++++ The records
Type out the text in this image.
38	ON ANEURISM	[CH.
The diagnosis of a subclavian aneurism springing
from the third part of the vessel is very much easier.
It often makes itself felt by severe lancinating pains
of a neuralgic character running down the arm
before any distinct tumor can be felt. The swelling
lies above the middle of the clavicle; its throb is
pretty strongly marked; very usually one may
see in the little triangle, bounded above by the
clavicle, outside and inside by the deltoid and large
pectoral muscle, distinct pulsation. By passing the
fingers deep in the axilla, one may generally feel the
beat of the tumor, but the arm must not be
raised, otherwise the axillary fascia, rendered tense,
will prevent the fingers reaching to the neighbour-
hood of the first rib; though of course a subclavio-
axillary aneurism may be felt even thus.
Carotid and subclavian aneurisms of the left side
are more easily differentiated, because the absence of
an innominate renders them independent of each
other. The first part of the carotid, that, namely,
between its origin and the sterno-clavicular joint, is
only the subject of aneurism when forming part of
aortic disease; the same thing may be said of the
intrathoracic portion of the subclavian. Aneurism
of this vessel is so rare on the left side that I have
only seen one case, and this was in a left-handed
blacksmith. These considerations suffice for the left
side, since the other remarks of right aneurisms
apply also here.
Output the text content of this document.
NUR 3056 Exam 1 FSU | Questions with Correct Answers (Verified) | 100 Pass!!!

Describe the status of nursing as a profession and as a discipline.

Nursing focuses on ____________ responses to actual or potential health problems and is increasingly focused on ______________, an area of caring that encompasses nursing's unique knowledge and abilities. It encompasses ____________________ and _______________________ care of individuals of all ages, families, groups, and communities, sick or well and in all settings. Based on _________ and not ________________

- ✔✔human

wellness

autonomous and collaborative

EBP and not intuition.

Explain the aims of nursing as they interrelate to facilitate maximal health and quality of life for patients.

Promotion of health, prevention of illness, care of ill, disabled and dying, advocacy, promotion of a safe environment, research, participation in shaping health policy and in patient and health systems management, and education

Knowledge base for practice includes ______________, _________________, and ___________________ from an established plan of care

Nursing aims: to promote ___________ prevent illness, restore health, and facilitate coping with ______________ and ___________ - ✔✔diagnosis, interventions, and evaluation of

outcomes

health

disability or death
++++++++
Look through the entries above and report each line where the string "distinct" occurs.

- [Output below]
before any distinct tumor can be felt. The swelling
pectoral muscle, distinct pulsation. By passing the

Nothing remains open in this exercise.